%%

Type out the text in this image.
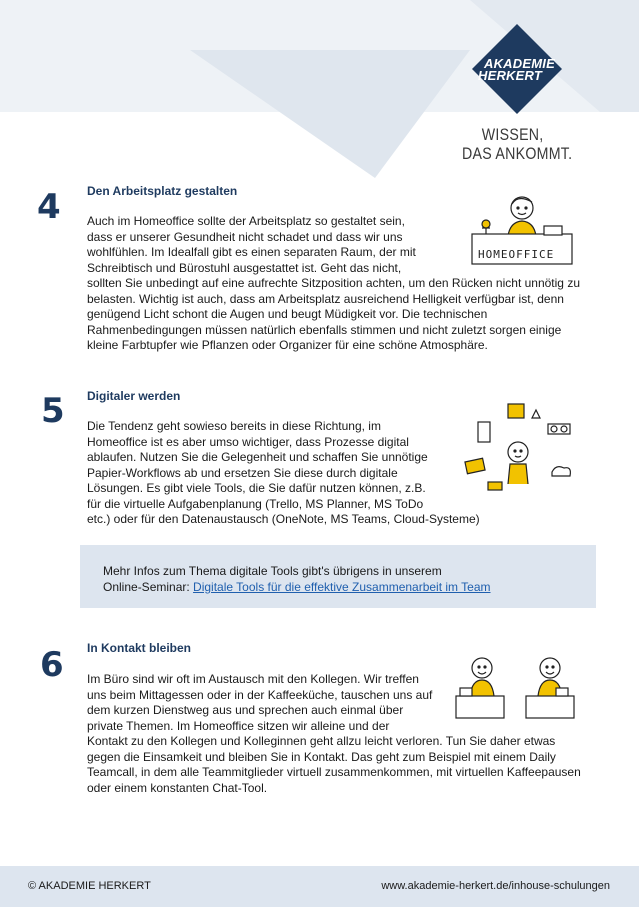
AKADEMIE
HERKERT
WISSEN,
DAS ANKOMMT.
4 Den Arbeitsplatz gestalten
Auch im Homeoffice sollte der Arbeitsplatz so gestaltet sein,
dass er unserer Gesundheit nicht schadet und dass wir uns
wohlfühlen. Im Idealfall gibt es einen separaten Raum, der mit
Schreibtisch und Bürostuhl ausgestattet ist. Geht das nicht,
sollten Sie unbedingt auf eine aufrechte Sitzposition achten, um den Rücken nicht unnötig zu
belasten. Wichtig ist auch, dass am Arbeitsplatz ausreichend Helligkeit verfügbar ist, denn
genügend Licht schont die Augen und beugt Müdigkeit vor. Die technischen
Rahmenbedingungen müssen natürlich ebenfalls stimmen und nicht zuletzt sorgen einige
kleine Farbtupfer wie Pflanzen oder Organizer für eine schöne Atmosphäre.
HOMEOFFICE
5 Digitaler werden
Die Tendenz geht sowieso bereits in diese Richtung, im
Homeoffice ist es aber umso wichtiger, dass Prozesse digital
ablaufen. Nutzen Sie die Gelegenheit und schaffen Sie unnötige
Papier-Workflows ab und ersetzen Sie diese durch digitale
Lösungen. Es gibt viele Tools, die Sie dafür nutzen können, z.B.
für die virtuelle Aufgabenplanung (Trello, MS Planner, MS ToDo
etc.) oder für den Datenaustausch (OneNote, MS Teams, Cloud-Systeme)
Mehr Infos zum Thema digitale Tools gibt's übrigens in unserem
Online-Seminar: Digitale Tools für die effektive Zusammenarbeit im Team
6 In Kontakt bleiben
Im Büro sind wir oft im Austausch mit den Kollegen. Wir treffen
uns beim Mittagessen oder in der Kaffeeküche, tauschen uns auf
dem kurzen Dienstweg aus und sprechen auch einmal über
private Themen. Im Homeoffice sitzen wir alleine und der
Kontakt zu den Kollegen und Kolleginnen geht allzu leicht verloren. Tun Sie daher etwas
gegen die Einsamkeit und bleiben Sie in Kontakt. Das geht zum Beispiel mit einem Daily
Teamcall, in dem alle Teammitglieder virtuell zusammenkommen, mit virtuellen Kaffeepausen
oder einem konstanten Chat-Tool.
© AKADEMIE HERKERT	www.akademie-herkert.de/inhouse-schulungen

%%

■ INSTRUCTION: Transcribe all the data word for word; the images stay out.

■ TASK RESPONSE:
Type out the text in this image.
AKADEMIE
HERKERT
WISSEN,
DAS ANKOMMT.
4 Den Arbeitsplatz gestalten
Auch im Homeoffice sollte der Arbeitsplatz so gestaltet sein,
dass er unserer Gesundheit nicht schadet und dass wir uns
wohlfühlen. Im Idealfall gibt es einen separaten Raum, der mit
Schreibtisch und Bürostuhl ausgestattet ist. Geht das nicht,
sollten Sie unbedingt auf eine aufrechte Sitzposition achten, um den Rücken nicht unnötig zu
belasten. Wichtig ist auch, dass am Arbeitsplatz ausreichend Helligkeit verfügbar ist, denn
genügend Licht schont die Augen und beugt Müdigkeit vor. Die technischen
Rahmenbedingungen müssen natürlich ebenfalls stimmen und nicht zuletzt sorgen einige
kleine Farbtupfer wie Pflanzen oder Organizer für eine schöne Atmosphäre.
HOMEOFFICE
5 Digitaler werden
Die Tendenz geht sowieso bereits in diese Richtung, im
Homeoffice ist es aber umso wichtiger, dass Prozesse digital
ablaufen. Nutzen Sie die Gelegenheit und schaffen Sie unnötige
Papier-Workflows ab und ersetzen Sie diese durch digitale
Lösungen. Es gibt viele Tools, die Sie dafür nutzen können, z.B.
für die virtuelle Aufgabenplanung (Trello, MS Planner, MS ToDo
etc.) oder für den Datenaustausch (OneNote, MS Teams, Cloud-Systeme)
Mehr Infos zum Thema digitale Tools gibt's übrigens in unserem
Online-Seminar: Digitale Tools für die effektive Zusammenarbeit im Team
6 In Kontakt bleiben
Im Büro sind wir oft im Austausch mit den Kollegen. Wir treffen
uns beim Mittagessen oder in der Kaffeeküche, tauschen uns auf
dem kurzen Dienstweg aus und sprechen auch einmal über
private Themen. Im Homeoffice sitzen wir alleine und der
Kontakt zu den Kollegen und Kolleginnen geht allzu leicht verloren. Tun Sie daher etwas
gegen die Einsamkeit und bleiben Sie in Kontakt. Das geht zum Beispiel mit einem Daily
Teamcall, in dem alle Teammitglieder virtuell zusammenkommen, mit virtuellen Kaffeepausen
oder einem konstanten Chat-Tool.
© AKADEMIE HERKERT	www.akademie-herkert.de/inhouse-schulungen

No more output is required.